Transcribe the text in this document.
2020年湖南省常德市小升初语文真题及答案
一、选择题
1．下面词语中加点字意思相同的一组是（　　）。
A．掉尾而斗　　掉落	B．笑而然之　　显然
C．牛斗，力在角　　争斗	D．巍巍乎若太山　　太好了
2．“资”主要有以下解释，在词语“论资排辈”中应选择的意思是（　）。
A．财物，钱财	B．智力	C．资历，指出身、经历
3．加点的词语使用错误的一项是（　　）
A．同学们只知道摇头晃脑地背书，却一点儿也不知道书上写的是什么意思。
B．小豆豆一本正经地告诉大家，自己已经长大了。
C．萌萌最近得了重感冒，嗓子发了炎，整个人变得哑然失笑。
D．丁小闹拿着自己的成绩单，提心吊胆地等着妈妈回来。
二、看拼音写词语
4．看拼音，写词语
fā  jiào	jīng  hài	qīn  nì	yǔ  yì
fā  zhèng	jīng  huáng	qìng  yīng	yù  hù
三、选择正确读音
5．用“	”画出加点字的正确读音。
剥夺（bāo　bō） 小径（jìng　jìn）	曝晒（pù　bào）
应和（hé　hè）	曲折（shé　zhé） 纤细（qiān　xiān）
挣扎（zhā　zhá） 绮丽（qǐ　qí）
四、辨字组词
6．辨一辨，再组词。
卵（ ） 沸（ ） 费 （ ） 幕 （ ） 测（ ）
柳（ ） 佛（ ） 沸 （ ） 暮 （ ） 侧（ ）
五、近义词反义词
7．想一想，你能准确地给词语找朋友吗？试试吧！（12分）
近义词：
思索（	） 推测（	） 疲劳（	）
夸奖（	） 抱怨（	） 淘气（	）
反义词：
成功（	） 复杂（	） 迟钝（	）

^^^^^^^^^^^^^^^^

Exercise description: Say the number of lines in the listing that hold "jīng", with no added words.

Result: 2